***** ITEMS

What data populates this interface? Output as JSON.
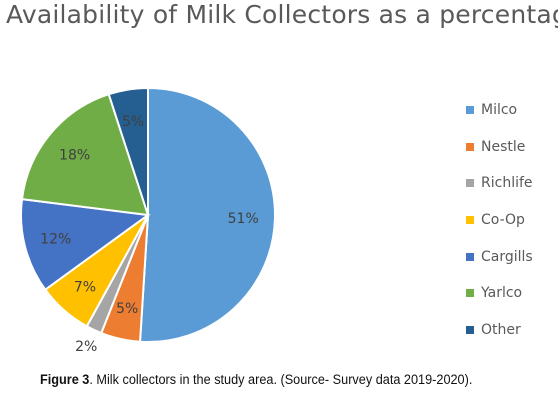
{
  "chart_data": {
    "type": "pie",
    "title": "Availability of Milk Collectors as a percentage",
    "series": [
      {
        "name": "Milco",
        "value": 51,
        "label": "51%",
        "color": "#5B9BD5"
      },
      {
        "name": "Nestle",
        "value": 5,
        "label": "5%",
        "color": "#ED7D31"
      },
      {
        "name": "Richlife",
        "value": 2,
        "label": "2%",
        "color": "#A5A5A5"
      },
      {
        "name": "Co-Op",
        "value": 7,
        "label": "7%",
        "color": "#FFC000"
      },
      {
        "name": "Cargills",
        "value": 12,
        "label": "12%",
        "color": "#4472C4"
      },
      {
        "name": "Yarlco",
        "value": 18,
        "label": "18%",
        "color": "#70AD47"
      },
      {
        "name": "Other",
        "value": 5,
        "label": "5%",
        "color": "#255E91"
      }
    ],
    "legend_position": "right"
  },
  "caption": {
    "figure_label": "Figure 3",
    "text": ". Milk collectors in the study area. (Source- Survey data 2019-2020)."
  }
}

**********

#### [BRIEF]
Make a word-for-word copy of the entries, without any pictures.

#### [THE SOLUTION]
What data populates this interface? Output as JSON.
{
  "chart_data": {
    "type": "pie",
    "title": "Availability of Milk Collectors as a percentage",
    "series": [
      {
        "name": "Milco",
        "value": 51,
        "label": "51%",
        "color": "#5B9BD5"
      },
      {
        "name": "Nestle",
        "value": 5,
        "label": "5%",
        "color": "#ED7D31"
      },
      {
        "name": "Richlife",
        "value": 2,
        "label": "2%",
        "color": "#A5A5A5"
      },
      {
        "name": "Co-Op",
        "value": 7,
        "label": "7%",
        "color": "#FFC000"
      },
      {
        "name": "Cargills",
        "value": 12,
        "label": "12%",
        "color": "#4472C4"
      },
      {
        "name": "Yarlco",
        "value": 18,
        "label": "18%",
        "color": "#70AD47"
      },
      {
        "name": "Other",
        "value": 5,
        "label": "5%",
        "color": "#255E91"
      }
    ],
    "legend_position": "right"
  },
  "caption": {
    "figure_label": "Figure 3",
    "text": ". Milk collectors in the study area. (Source- Survey data 2019-2020)."
  }
}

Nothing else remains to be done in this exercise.